**Required work:**
Locate each line holding the string "JSON" and copy it.

— Start of Listing —

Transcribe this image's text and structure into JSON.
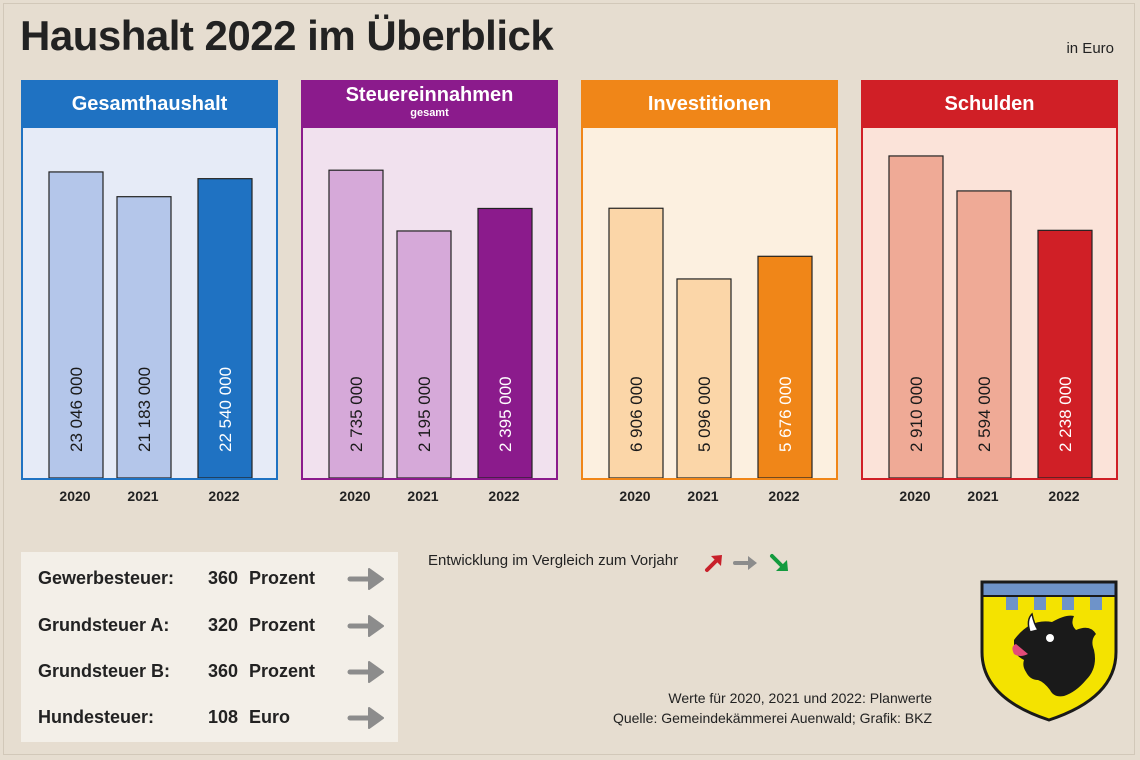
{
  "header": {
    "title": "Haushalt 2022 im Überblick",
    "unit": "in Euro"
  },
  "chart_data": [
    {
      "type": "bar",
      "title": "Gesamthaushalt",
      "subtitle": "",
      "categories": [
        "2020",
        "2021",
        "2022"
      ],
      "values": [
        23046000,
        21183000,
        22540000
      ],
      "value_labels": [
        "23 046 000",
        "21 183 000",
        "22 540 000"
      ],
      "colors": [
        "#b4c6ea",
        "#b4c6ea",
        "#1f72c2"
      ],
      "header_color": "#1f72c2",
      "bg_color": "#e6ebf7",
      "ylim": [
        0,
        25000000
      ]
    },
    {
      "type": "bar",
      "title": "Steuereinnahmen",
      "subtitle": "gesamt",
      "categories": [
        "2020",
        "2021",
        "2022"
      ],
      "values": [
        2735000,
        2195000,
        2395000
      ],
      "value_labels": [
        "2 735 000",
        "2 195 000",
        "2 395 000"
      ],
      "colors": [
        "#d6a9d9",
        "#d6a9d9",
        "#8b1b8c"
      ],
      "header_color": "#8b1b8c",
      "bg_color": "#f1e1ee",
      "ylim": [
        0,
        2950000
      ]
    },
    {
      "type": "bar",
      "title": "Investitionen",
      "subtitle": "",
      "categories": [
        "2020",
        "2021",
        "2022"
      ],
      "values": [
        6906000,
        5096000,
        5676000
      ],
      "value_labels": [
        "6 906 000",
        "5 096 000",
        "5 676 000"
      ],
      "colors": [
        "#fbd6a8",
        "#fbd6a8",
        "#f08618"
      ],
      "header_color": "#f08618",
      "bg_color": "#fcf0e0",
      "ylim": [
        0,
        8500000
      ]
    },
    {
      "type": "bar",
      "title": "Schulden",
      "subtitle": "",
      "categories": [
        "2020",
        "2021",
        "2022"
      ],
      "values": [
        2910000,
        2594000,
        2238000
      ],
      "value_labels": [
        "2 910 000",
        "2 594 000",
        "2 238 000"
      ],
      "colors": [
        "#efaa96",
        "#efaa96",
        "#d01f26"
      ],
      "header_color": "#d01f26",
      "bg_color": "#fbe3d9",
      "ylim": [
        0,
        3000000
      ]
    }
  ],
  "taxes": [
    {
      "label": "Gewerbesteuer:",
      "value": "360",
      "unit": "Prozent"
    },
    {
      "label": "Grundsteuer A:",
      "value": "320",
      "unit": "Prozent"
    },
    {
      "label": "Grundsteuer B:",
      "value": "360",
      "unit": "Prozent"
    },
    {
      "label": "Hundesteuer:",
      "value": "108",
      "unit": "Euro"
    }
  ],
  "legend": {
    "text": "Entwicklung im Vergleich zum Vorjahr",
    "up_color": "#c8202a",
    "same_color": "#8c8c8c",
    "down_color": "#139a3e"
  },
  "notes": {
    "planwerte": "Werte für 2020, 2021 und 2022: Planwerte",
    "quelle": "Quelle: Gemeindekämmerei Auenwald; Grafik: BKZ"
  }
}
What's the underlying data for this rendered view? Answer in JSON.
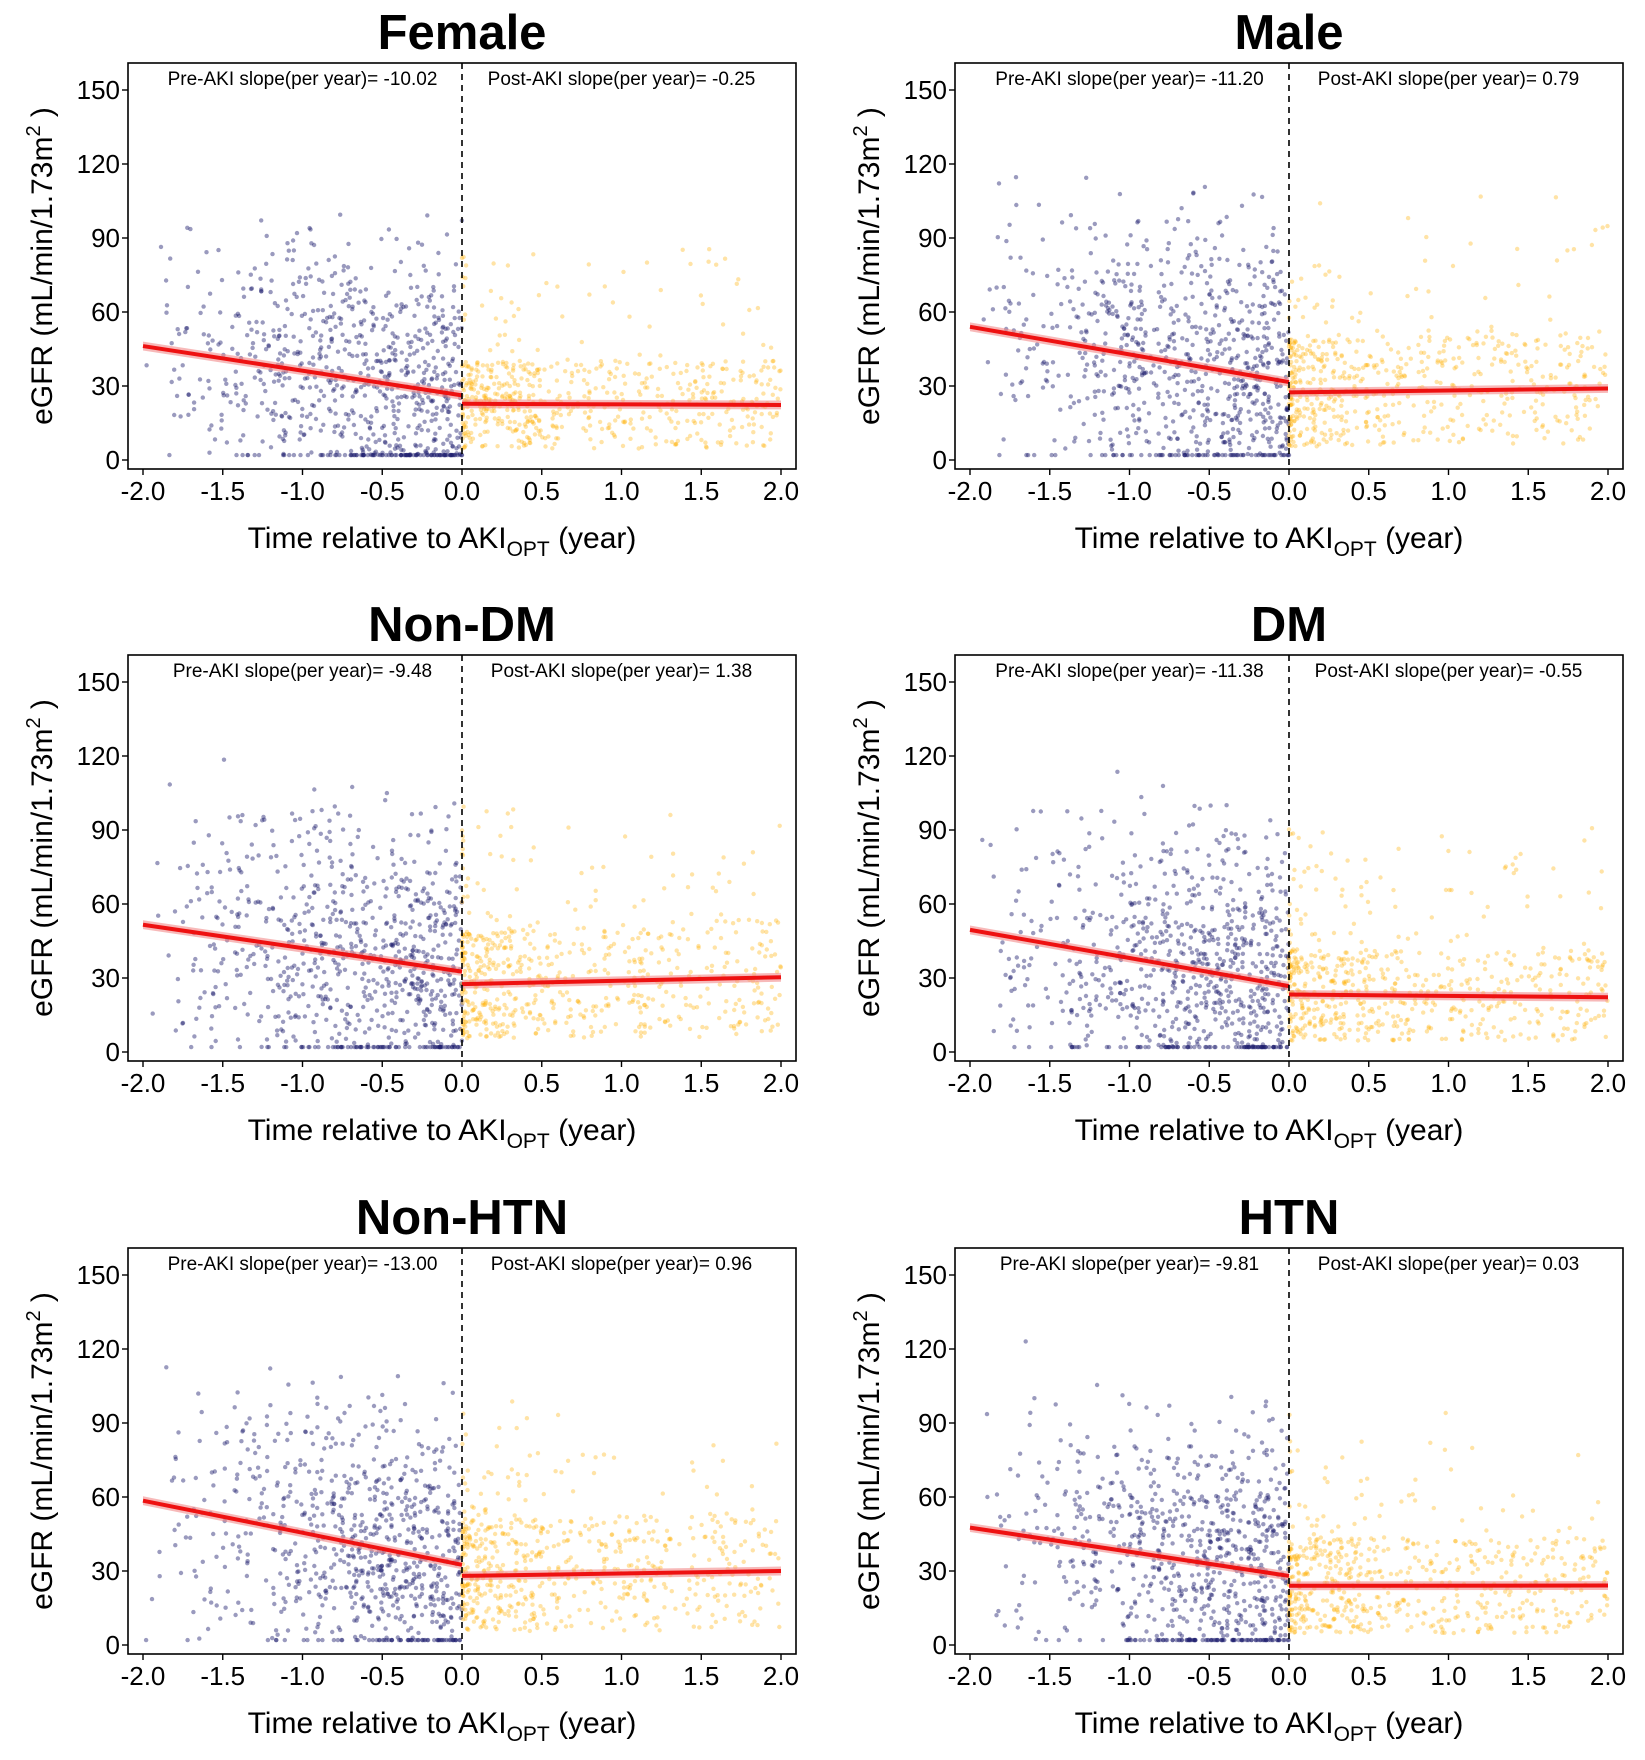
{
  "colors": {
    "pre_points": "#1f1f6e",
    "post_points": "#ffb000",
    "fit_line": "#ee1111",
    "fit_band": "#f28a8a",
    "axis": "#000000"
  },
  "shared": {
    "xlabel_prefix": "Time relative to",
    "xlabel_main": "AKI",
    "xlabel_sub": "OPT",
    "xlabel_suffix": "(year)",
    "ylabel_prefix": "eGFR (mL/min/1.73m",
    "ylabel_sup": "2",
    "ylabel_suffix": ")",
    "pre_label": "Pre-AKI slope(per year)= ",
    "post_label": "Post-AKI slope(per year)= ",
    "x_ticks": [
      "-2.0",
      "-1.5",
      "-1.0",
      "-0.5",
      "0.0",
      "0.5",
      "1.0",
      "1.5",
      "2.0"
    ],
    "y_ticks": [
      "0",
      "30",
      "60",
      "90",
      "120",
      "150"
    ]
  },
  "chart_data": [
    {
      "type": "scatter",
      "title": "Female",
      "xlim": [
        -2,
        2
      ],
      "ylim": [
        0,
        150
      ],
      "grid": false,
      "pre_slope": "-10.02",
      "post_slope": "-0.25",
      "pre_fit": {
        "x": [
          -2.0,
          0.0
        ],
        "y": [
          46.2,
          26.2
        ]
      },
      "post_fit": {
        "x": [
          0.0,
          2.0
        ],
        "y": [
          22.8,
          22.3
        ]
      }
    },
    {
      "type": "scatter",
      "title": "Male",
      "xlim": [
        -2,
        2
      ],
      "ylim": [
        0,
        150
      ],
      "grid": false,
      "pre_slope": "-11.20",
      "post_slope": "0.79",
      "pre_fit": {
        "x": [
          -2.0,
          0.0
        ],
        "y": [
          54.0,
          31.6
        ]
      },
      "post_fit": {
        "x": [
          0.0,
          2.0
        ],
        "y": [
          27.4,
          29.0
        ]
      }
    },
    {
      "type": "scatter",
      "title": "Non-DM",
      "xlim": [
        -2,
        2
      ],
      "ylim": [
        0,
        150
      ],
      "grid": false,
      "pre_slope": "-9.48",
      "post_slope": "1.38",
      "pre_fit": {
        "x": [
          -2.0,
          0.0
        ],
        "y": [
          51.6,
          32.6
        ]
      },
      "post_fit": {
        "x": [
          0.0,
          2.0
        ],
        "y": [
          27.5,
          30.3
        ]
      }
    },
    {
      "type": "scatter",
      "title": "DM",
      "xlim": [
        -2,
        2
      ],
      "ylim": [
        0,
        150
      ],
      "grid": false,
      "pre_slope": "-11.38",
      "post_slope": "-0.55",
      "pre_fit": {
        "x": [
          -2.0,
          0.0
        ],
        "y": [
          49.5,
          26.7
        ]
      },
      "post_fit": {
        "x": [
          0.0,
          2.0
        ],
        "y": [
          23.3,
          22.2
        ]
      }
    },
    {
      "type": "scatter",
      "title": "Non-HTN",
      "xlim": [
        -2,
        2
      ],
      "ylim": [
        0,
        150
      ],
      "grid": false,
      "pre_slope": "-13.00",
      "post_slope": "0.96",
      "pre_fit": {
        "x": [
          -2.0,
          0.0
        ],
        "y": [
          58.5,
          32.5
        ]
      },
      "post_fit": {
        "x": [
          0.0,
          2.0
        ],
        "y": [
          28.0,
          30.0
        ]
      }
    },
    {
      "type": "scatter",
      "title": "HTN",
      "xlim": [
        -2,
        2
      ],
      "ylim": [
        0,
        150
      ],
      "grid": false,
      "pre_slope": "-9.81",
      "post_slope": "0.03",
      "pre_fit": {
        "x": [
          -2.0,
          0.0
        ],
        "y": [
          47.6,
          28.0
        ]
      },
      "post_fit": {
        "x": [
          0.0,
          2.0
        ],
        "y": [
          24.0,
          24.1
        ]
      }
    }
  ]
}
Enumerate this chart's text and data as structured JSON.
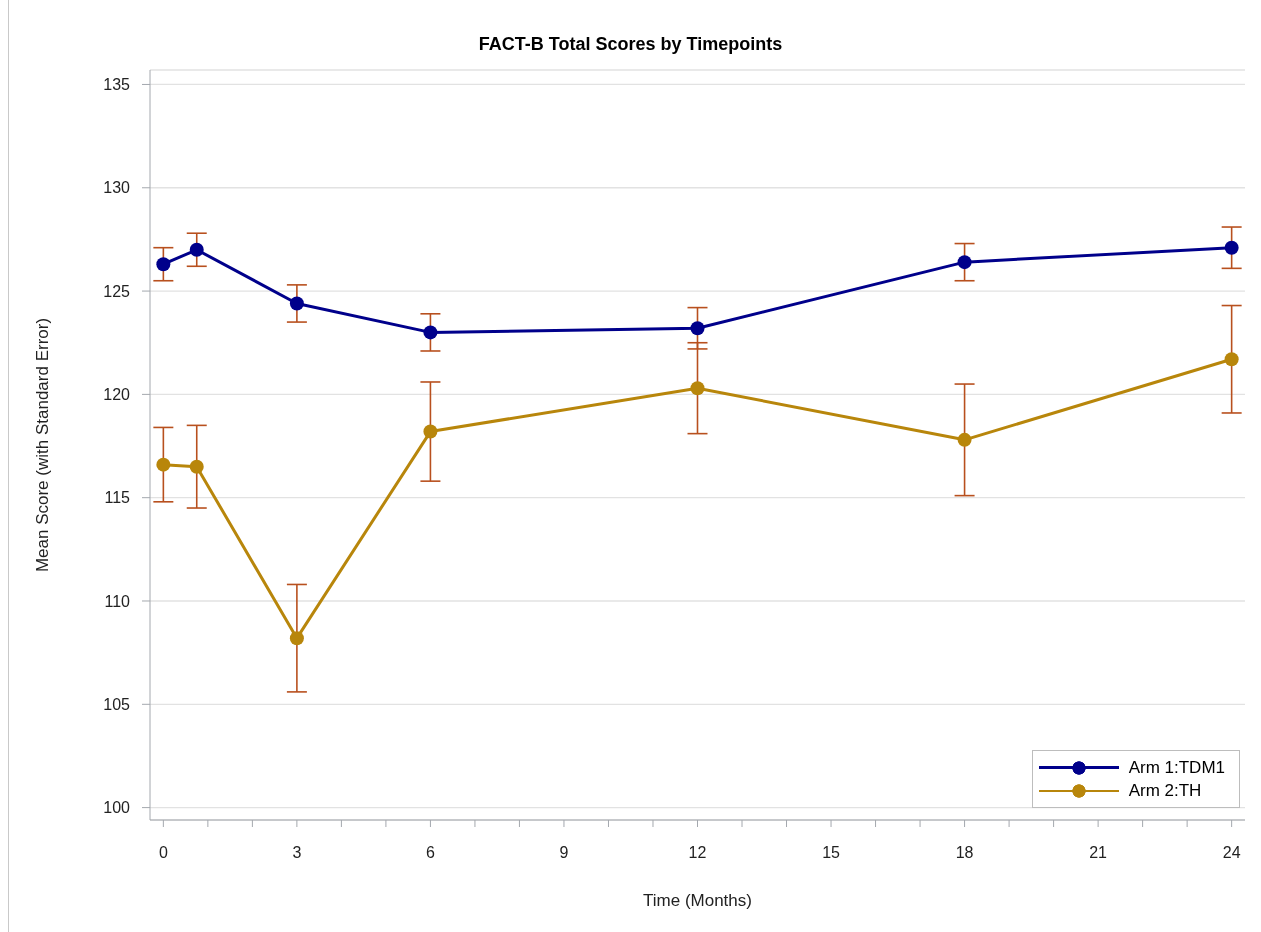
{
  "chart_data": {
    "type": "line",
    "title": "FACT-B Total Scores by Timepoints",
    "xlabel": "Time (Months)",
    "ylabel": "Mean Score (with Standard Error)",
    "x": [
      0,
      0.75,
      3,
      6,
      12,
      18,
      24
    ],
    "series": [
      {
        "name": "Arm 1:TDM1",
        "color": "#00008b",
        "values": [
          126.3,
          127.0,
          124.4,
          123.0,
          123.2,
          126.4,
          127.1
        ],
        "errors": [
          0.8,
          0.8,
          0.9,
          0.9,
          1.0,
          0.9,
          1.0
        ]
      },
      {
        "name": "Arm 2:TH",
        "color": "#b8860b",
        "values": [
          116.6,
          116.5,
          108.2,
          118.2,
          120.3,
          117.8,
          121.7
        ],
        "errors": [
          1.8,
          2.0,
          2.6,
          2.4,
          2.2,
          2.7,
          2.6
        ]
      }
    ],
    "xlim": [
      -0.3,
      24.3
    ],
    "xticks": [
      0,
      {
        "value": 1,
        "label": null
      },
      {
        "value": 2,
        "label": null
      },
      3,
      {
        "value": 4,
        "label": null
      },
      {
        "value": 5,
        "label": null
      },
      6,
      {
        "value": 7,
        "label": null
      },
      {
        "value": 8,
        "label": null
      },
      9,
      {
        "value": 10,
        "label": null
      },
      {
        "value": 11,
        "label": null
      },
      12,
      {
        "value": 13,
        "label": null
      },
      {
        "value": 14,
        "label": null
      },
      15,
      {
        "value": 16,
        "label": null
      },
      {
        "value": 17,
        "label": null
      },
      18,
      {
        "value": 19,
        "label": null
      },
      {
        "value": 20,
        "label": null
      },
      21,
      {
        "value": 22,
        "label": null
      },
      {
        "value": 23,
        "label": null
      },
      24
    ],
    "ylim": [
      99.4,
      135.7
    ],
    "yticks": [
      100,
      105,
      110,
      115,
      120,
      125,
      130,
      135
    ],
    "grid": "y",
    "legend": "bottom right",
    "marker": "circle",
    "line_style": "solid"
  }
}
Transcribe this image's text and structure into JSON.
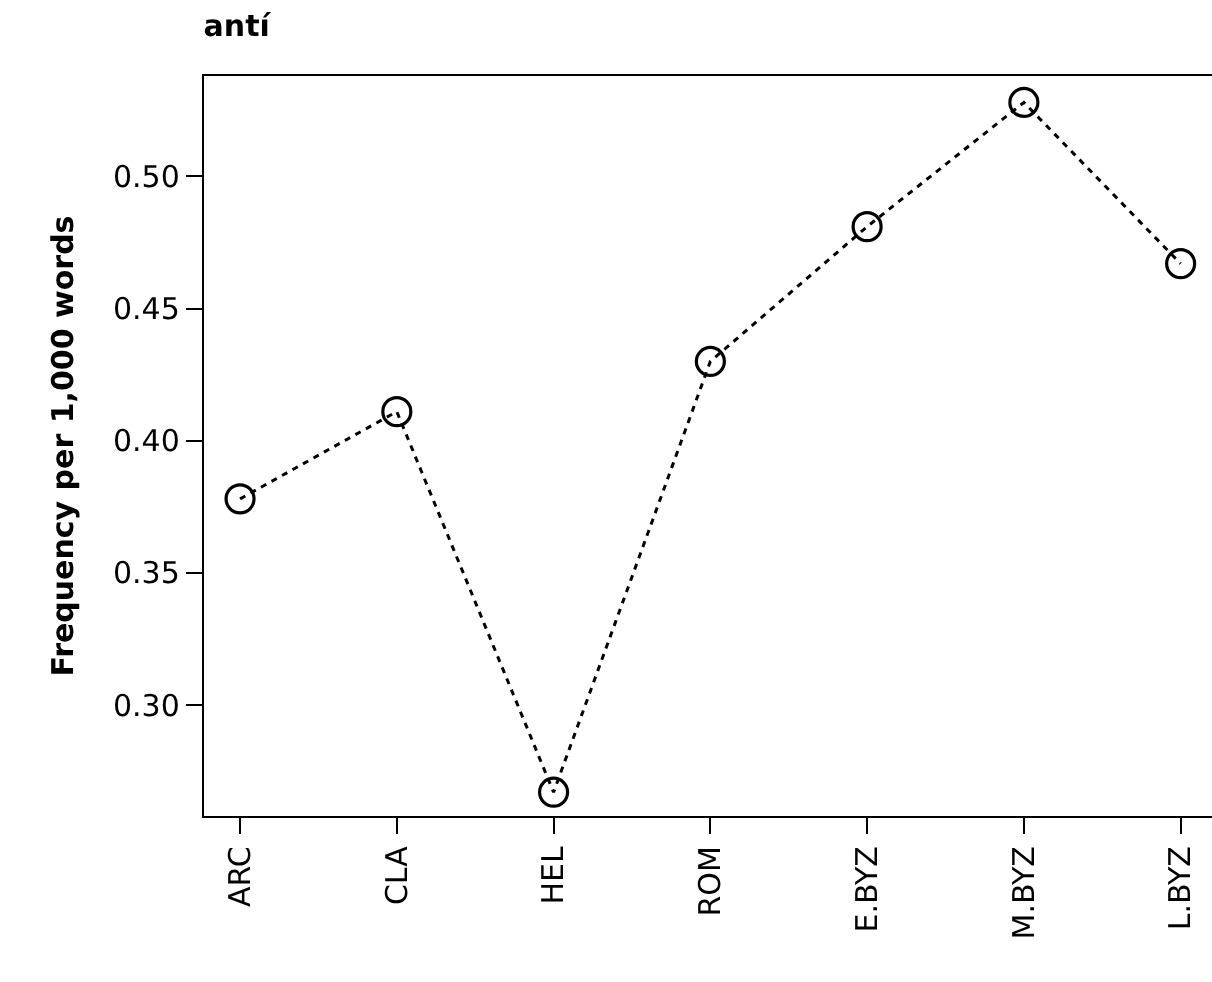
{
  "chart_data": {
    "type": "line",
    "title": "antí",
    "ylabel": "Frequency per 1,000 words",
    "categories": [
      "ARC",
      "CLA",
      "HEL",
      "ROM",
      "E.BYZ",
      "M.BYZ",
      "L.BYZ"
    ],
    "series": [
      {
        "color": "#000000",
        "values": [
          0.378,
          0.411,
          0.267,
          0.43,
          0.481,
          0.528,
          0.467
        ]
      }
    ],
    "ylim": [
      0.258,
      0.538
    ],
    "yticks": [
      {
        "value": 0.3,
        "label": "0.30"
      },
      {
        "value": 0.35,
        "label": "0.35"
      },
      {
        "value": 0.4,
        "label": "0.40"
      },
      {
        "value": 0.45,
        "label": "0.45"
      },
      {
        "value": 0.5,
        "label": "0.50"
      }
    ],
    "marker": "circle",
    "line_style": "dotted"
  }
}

— End of Listing —

**Worked solution:**
Transcribe this image's text and structure into JSON.
What's the underlying data for this rendered view? Answer in JSON.
Enumerate this chart's text and data as structured JSON.
Transcribe this image's text and structure into JSON.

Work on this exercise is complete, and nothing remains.